● **TEXTO DA PÁGINA**:
Acórdão nº 14724/22.8T8PRT-A.P1 de Tribunal da Relação do Porto, 21-11-2023

Data de Julgamento21 Novembro 2023
Ano2023
Número Acordão14724/22.8T8PRT-A.P1
ÓrgãoTribunal da Relação do Porto
Proc. 14724/22.8 T8PRT-A.P1
Comarca do Porto – Juízo do Execução do Porto – Juiz 1
Apelação

Recorrente: A... e do Porto, I.P.
Recorrido: AA

Relator: Eduardo Rodrigues Pires
Adjuntos: Desembargadoras Maria da Luz Teles Meneses de Seabra e Anabela Dias da Silva




Acordam na secção cível do Tribunal da Relação do Porto:


RELATÓRIO
Por apenso à execução movida pelo A..., I.P., veio o executado AA deduzir os presentes embargos.
Pugna, em primeiro lugar, pela inexequibilidade do título executivo, invocando para tanto e em suma, que:
- do acórdão dado à execução resulta genericamente que o executado terá de pagar as custas do processo em questão;
- o exequente juntou efetivamente a decisão anteriormente proferida pela Câmara de Recurso do EUIPO sob o designativo de documento n.º 2, contudo em língua inglesa;
- o dito acórdão não fixou qualquer valor, pois o exequente não peticionou nenhuma quantia concreta em termos de honorários de mandatário nas suas alegações, tendo pedido só uma condenação genérica;
- só “a posteriori”, de forma extra processual e de modo discricionário e arbitrário, quanto aos honorários de mandatário da exequente, esta enviou ao executado o valor custas de parte – que incluem os ditos honorários de mandatário;
- tratando-se de uma condenação genérica e não dependendo a liquidação da obrigação de simples cálculo aritmético, o acórdão em causa no que diz respeito às custas de parte relativas aos honorários de mandatário, só poderá ser considerado título executivo após liquidação.
A exequente contestou, pugnando pela improcedência dos embargos.
Foi dispensada a realização de audiência prévia.
Seguidamente, foi proferida sentença que julgou parcialmente procedentes os embargos de executado, determinando a extinção da execução quanto ao montante de 6.000,00€ + IVA (total de 7.380,00€) relativos aos honorários do mandatário do exequente, prosseguindo a execução apenas quanto à quantia de 1.890,00€, acrescida dos juros peticionados.
Inconformado com o decidido, interpôs recurso o exequente, tendo este finalizado as suas alegações com as seguintes conclusões:
I. Ao contrário do que julgou a primeira instância, o Apelante pediu ao Tribunal Geral que condenasse o recorrente a pagar as despesas (“the costs”), todas elas, sem distinguir entre custas processuais e honorários de mandatário.
II. Basta ler o § 20 do acórdão do Tribunal Geral que constitui o título exequendo para confirmar que o Apelante pediu ao Tribunal geral para “condenar o recorrente nas despesas, incluindo as relativas ao processo perante o EUIPO e perante a Câmara de Recurso”.

● **TRABALHO A REALIZAR**:
1. Responda, com base no texto da página, às seguintes perguntas:
(a) Quem é o relator do processo?
(b) Em que língua foi junta a decisão da Câmara de Recurso do EUIPO apresentada como documento n.º 2?
(c) Quanto a que quantia prossegue a execução após a sentença de primeira instância?
2. Segundo o texto da página, por que razão sustenta o executado que o título, quanto às custas de parte relativas aos honorários de mandatário, só poderá ser considerado título executivo após liquidação? Responda em uma a três frases.
3. Prossiga o texto da página, relativo aos embargos de executado e ao recurso interposto pelo exequente, a partir da conclusão II.

Itens de dados
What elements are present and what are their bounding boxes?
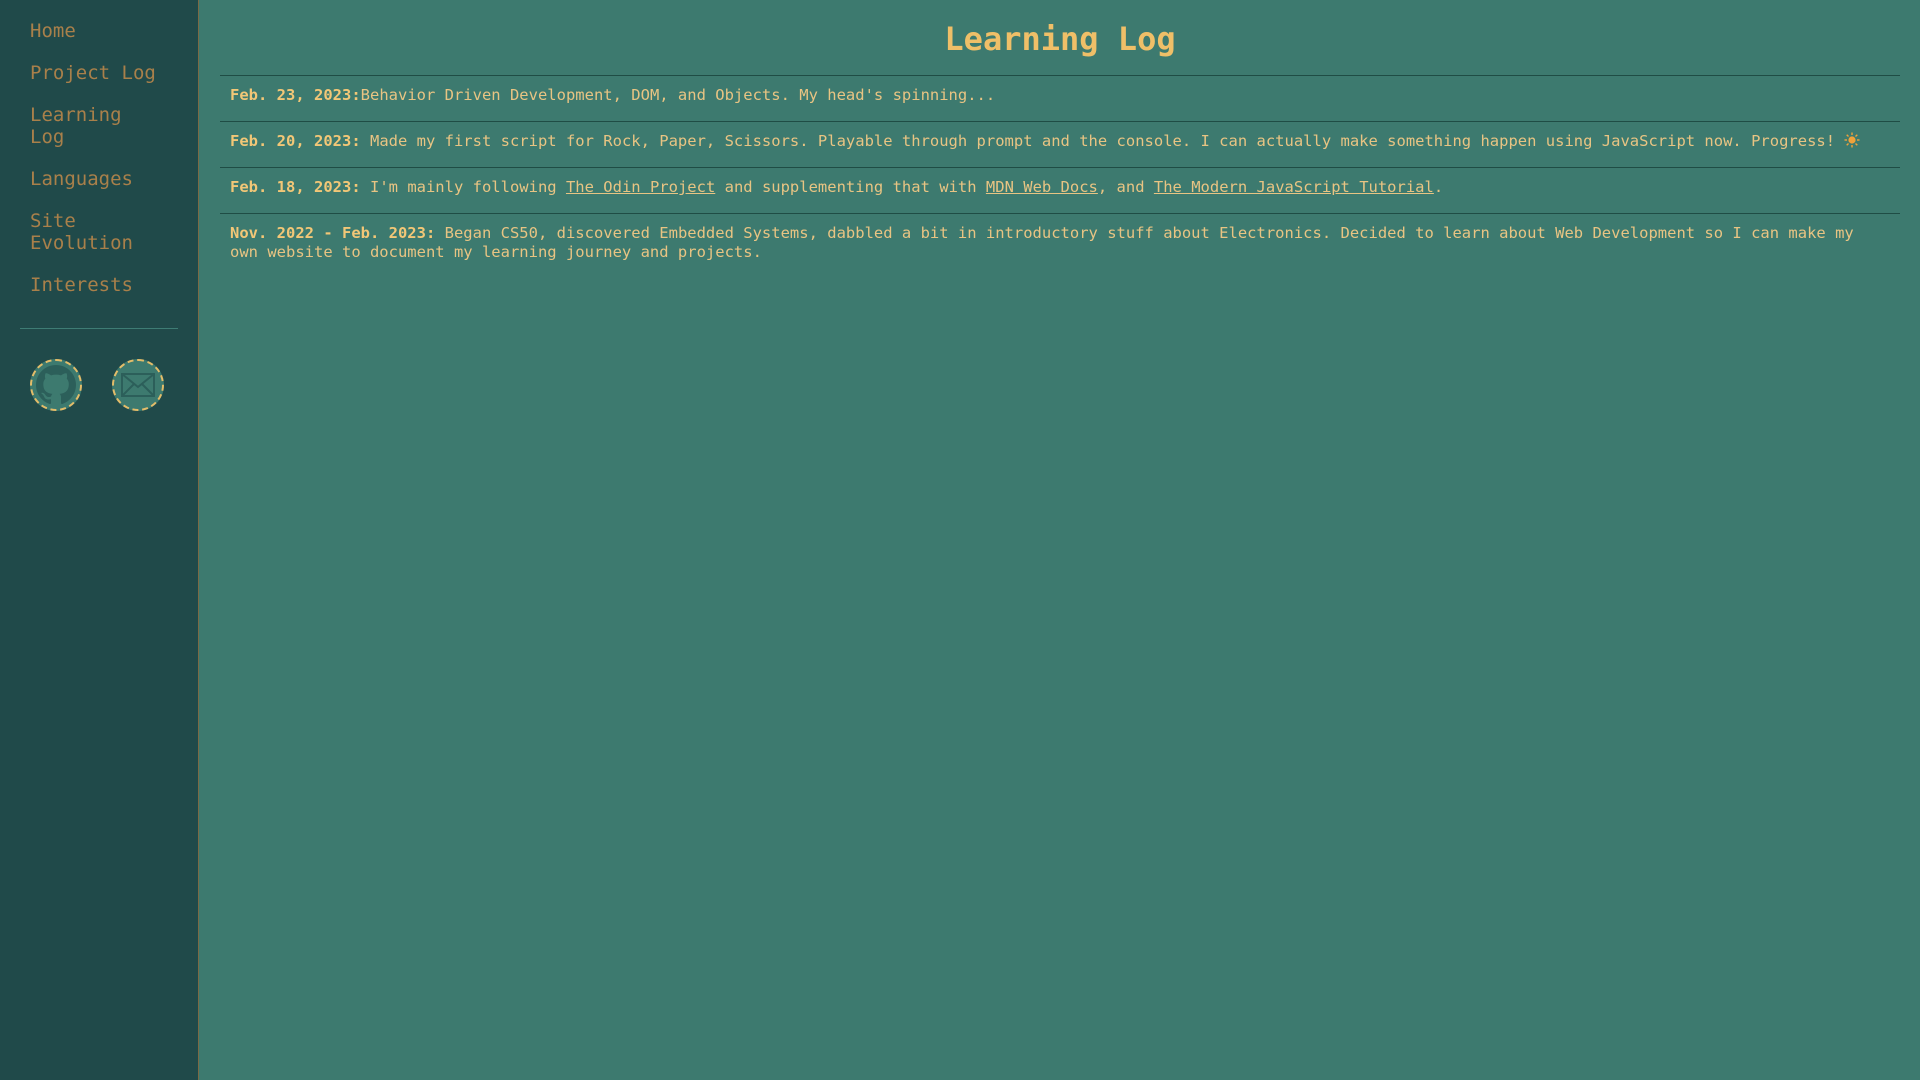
entry-text: Made my first script for Rock, Paper, Sc… [360,132,1845,150]
log-entry: Nov. 2022 - Feb. 2023: Began CS50, disco… [220,213,1900,278]
log-entry: Feb. 23, 2023:Behavior Driven Developmen… [220,75,1900,121]
entry-date: Feb. 20, 2023: [230,132,361,150]
entry-text: , and [1097,178,1154,196]
odin-project-link[interactable]: The Odin Project [566,178,715,196]
sidebar-item-project-log[interactable]: Project Log [30,62,160,84]
mdn-web-docs-link[interactable]: MDN Web Docs [986,178,1098,196]
sidebar-item-home[interactable]: Home [30,20,160,42]
sun-icon [1844,132,1860,148]
entry-date: Feb. 23, 2023: [230,86,361,104]
sidebar-item-languages[interactable]: Languages [30,168,160,190]
log-entry: Feb. 18, 2023: I'm mainly following The … [220,167,1900,213]
log-entry: Feb. 20, 2023: Made my first script for … [220,121,1900,167]
entry-text: . [1433,178,1444,196]
page-title: Learning Log [944,20,1176,58]
main-content: Learning Log Feb. 23, 2023:Behavior Driv… [199,0,1920,1080]
sidebar-item-learning-log[interactable]: Learning Log [30,104,160,148]
mail-icon [121,373,155,397]
entry-text: Behavior Driven Development, DOM, and Ob… [360,86,996,104]
github-icon [36,365,76,405]
entry-date: Nov. 2022 - Feb. 2023: [230,224,436,242]
entry-text: and supplementing that with [715,178,986,196]
github-link[interactable] [30,359,82,411]
page-layout: Home Project Log Learning Log Languages … [0,0,1920,1080]
sidebar: Home Project Log Learning Log Languages … [0,0,199,1080]
sidebar-nav: Home Project Log Learning Log Languages … [0,20,198,296]
sidebar-item-site-evolution[interactable]: Site Evolution [30,210,160,254]
sidebar-item-interests[interactable]: Interests [30,274,160,296]
entry-text: Began CS50, discovered Embedded Systems,… [230,224,1854,261]
entry-date: Feb. 18, 2023: [230,178,361,196]
social-links [0,329,198,411]
modern-js-tutorial-link[interactable]: The Modern JavaScript Tutorial [1154,178,1434,196]
email-link[interactable] [112,359,164,411]
entry-text: I'm mainly following [360,178,566,196]
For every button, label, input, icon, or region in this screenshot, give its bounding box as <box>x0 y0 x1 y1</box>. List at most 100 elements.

● **RESPOSTAS POR TAREFA**:
1.
(a) Eduardo Rodrigues Pires.
(b) Em língua inglesa.
(c) Quanto à quantia de 1.890,00€, acrescida dos juros peticionados.

2. O executado sustenta que se trata de uma condenação genérica e que a liquidação da obrigação não depende de simples cálculo aritmético. Alega ainda que o acórdão dado à execução não fixou qualquer valor, pois o exequente não peticionou quantia concreta de honorários de mandatário, tendo pedido apenas uma condenação genérica.

3.
III. Acontece é que — sendo o inglês a língua oficial em que decorreu o processo no Tribunal Geral — o Apelante pediu a condenação do recorrente em “costs” e o Tribunal condenou a parte vencida a pagar tais “costs”.
IV. A simples leitura do art. 140.º do Regulamento de Processo no Tribunal Geral, que define o que são “despesas recuperáveis” (“recoverable costs”), torna claro que nelas se incluem as “despesas indispensáveis efetuadas pelas partes para efeitos do processo, nomeadamente as despesas de deslocação e de estada e os honorários de agentes, consultores ou advogados.”
V. Em face disto, é evidente o erro em que incorreu a Mma. Juíza a quo, quando concluiu que o Apelante “apenas requereu a condenação do executado em custas”.
VI. O que o Apelante requereu ao Tribunal Geral foi a condenação do executado em “costs”, que na versão portuguesa do RPTG se traduz para “despesas”, as quais incluem não só aquelas que já haviam sido fixadas pela Câmara de Recurso do IPIUE, mas também os honorários de advogados relativos ao recurso para o Tribunal Geral.
VII. Desta forma, tendo havido condenação por parte do Tribunal Geral a pagar as despesas/costs, e tendo o Exequente enviado a nota de custas (acompanhada da nota discriminativa de honorários e fatura) ao Executado, estão preenchidos todos os requisitos de que depende a cobrança coerciva: a obrigação é certa, líquida e exigível.
VIII. Sendo assim, o tribunal a quo equivocou-se ao decidir que inexiste “qualquer condenação do executado no pagamento destas quantias” e que, por esse motivo, a execução “é desprovida de título quanto ao montante de €6.000,00 + IVA” relativos aos honorários do mandatário da Exequente.
IX. Acresce que, no âmbito de processos que tenham corrido termos no Tribunal Geral da União Europeia, se a parte vencida pretender discutir ou reclamar das custas de parte apresentadas pela parte vencedora, o meio processual próprio é a reclamação prevista no art. 170.º do RPTG — que o Executado não utilizou.
X. Por isso, mal andou o tribunal recorrido ao apreciar a exigibilidade dos honorários do mandatário da Apelante, quando tal matéria estava subtraída à sua competência, nos termos do art. 170.º do RPTG.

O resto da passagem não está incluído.